Examine each line of the data. Copy those that contain the string "JavaFx".

[Data entries]
====================
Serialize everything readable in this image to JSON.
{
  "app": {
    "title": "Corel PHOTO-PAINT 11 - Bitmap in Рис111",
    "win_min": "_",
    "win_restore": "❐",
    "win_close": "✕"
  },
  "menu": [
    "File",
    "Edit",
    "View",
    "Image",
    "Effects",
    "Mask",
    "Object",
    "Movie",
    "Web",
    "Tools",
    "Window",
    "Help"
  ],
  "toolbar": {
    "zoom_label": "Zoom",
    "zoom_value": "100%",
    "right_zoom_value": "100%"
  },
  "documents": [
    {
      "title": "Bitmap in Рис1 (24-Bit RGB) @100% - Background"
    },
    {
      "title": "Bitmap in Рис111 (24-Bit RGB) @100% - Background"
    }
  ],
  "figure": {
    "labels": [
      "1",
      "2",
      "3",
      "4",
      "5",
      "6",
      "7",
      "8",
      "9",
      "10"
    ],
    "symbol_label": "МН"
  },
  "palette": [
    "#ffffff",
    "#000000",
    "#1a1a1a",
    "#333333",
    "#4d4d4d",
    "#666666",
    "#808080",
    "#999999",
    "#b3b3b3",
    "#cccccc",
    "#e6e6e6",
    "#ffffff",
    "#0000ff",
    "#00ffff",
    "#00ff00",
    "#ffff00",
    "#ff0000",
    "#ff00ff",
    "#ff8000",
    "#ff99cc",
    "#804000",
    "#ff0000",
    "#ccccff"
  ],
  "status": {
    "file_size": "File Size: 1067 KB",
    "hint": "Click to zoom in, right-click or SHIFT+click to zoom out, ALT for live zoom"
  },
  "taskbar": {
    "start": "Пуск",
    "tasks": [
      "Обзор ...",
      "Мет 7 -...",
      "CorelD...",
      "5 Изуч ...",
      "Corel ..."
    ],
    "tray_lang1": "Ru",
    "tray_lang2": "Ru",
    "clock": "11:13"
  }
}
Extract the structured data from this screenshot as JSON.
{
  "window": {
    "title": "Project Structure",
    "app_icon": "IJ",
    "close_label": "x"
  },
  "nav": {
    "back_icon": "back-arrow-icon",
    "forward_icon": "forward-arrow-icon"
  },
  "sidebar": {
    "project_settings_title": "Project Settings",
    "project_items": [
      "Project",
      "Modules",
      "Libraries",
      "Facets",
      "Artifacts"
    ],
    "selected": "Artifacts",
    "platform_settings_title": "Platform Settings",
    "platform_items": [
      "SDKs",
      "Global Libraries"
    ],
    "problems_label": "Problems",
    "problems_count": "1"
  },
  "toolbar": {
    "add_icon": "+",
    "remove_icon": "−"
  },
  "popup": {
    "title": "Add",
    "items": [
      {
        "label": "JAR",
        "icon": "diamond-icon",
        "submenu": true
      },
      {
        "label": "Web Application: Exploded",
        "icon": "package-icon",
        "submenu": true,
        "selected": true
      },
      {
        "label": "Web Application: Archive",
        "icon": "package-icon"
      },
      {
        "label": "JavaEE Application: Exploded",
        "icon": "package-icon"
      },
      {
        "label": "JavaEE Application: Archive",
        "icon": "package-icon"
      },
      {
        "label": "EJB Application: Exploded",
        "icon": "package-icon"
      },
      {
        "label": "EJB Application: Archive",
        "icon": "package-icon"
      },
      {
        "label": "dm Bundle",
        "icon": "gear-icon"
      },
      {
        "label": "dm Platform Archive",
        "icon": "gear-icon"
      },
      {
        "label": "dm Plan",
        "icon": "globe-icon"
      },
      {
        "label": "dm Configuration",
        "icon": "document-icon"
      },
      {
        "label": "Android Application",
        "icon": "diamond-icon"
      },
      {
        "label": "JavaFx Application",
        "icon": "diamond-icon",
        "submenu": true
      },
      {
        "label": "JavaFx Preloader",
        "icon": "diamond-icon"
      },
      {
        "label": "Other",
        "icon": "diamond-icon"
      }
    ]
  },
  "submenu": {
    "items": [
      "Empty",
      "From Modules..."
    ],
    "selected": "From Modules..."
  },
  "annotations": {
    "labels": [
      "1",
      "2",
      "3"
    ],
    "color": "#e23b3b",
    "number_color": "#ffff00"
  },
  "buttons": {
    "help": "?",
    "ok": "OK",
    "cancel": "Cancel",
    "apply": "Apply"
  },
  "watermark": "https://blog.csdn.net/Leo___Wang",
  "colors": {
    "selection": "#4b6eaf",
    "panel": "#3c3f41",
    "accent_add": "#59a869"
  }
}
====================
Exercise output:
        "label": "JavaFx Application",
        "label": "JavaFx Preloader",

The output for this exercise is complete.